Records for this exercise →
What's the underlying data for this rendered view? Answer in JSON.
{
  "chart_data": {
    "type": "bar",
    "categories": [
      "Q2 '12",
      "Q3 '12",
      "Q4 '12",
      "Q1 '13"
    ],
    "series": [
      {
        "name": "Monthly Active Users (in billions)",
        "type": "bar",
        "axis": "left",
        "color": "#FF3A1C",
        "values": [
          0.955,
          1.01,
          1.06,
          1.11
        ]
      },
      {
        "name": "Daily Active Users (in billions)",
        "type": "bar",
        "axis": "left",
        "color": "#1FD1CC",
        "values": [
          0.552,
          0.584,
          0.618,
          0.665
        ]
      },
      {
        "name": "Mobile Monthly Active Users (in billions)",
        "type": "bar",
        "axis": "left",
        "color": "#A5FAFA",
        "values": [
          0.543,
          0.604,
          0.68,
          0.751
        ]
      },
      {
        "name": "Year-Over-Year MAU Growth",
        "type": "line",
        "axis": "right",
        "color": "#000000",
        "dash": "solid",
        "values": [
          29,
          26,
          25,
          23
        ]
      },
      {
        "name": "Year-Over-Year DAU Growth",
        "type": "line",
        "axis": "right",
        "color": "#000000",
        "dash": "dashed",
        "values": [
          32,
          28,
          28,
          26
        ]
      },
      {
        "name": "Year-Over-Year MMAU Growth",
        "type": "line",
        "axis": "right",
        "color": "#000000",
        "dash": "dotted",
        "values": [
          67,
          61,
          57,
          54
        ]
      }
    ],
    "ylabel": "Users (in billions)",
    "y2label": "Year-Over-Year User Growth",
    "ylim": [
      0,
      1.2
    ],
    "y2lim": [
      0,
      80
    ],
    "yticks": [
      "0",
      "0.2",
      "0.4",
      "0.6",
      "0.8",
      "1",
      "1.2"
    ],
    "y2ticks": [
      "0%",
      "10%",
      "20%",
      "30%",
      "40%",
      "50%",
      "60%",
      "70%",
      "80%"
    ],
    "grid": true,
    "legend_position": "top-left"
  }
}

Task requirements → Extract every line above containing the word "Year".

Written solution →
        "name": "Year-Over-Year MAU Growth",
        "name": "Year-Over-Year DAU Growth",
        "name": "Year-Over-Year MMAU Growth",
    "y2label": "Year-Over-Year User Growth",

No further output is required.